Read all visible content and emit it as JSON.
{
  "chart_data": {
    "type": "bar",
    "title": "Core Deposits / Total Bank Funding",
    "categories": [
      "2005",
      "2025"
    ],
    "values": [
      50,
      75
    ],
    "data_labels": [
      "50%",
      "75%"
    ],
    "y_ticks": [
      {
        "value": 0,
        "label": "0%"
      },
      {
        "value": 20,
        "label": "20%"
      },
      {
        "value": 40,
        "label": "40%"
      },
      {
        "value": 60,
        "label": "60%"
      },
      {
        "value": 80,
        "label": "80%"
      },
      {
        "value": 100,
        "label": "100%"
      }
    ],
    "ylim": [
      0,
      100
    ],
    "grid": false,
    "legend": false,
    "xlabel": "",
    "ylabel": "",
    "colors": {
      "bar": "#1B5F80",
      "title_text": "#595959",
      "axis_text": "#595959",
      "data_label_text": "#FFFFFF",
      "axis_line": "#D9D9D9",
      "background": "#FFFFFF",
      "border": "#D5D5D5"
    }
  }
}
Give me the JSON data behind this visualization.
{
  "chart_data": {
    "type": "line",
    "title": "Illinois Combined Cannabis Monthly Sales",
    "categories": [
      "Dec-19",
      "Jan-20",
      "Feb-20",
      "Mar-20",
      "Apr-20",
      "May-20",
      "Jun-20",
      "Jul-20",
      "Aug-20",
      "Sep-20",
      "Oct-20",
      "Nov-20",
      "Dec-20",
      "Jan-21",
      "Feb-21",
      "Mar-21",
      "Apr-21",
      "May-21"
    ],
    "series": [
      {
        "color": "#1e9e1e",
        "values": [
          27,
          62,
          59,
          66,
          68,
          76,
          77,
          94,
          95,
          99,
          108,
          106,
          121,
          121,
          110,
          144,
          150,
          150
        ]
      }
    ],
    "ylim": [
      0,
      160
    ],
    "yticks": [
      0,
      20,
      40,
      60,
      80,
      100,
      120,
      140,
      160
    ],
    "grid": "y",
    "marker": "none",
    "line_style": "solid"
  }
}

######

Direction: Copy each record from above without leaving any out.

The reply:
Read all visible content and emit it as JSON.
{
  "chart_data": {
    "type": "bar",
    "title": "Core Deposits / Total Bank Funding",
    "categories": [
      "2005",
      "2025"
    ],
    "values": [
      50,
      75
    ],
    "data_labels": [
      "50%",
      "75%"
    ],
    "y_ticks": [
      {
        "value": 0,
        "label": "0%"
      },
      {
        "value": 20,
        "label": "20%"
      },
      {
        "value": 40,
        "label": "40%"
      },
      {
        "value": 60,
        "label": "60%"
      },
      {
        "value": 80,
        "label": "80%"
      },
      {
        "value": 100,
        "label": "100%"
      }
    ],
    "ylim": [
      0,
      100
    ],
    "grid": false,
    "legend": false,
    "xlabel": "",
    "ylabel": "",
    "colors": {
      "bar": "#1B5F80",
      "title_text": "#595959",
      "axis_text": "#595959",
      "data_label_text": "#FFFFFF",
      "axis_line": "#D9D9D9",
      "background": "#FFFFFF",
      "border": "#D5D5D5"
    }
  }
}
Give me the JSON data behind this visualization.
{
  "chart_data": {
    "type": "line",
    "title": "Illinois Combined Cannabis Monthly Sales",
    "categories": [
      "Dec-19",
      "Jan-20",
      "Feb-20",
      "Mar-20",
      "Apr-20",
      "May-20",
      "Jun-20",
      "Jul-20",
      "Aug-20",
      "Sep-20",
      "Oct-20",
      "Nov-20",
      "Dec-20",
      "Jan-21",
      "Feb-21",
      "Mar-21",
      "Apr-21",
      "May-21"
    ],
    "series": [
      {
        "color": "#1e9e1e",
        "values": [
          27,
          62,
          59,
          66,
          68,
          76,
          77,
          94,
          95,
          99,
          108,
          106,
          121,
          121,
          110,
          144,
          150,
          150
        ]
      }
    ],
    "ylim": [
      0,
      160
    ],
    "yticks": [
      0,
      20,
      40,
      60,
      80,
      100,
      120,
      140,
      160
    ],
    "grid": "y",
    "marker": "none",
    "line_style": "solid"
  }
}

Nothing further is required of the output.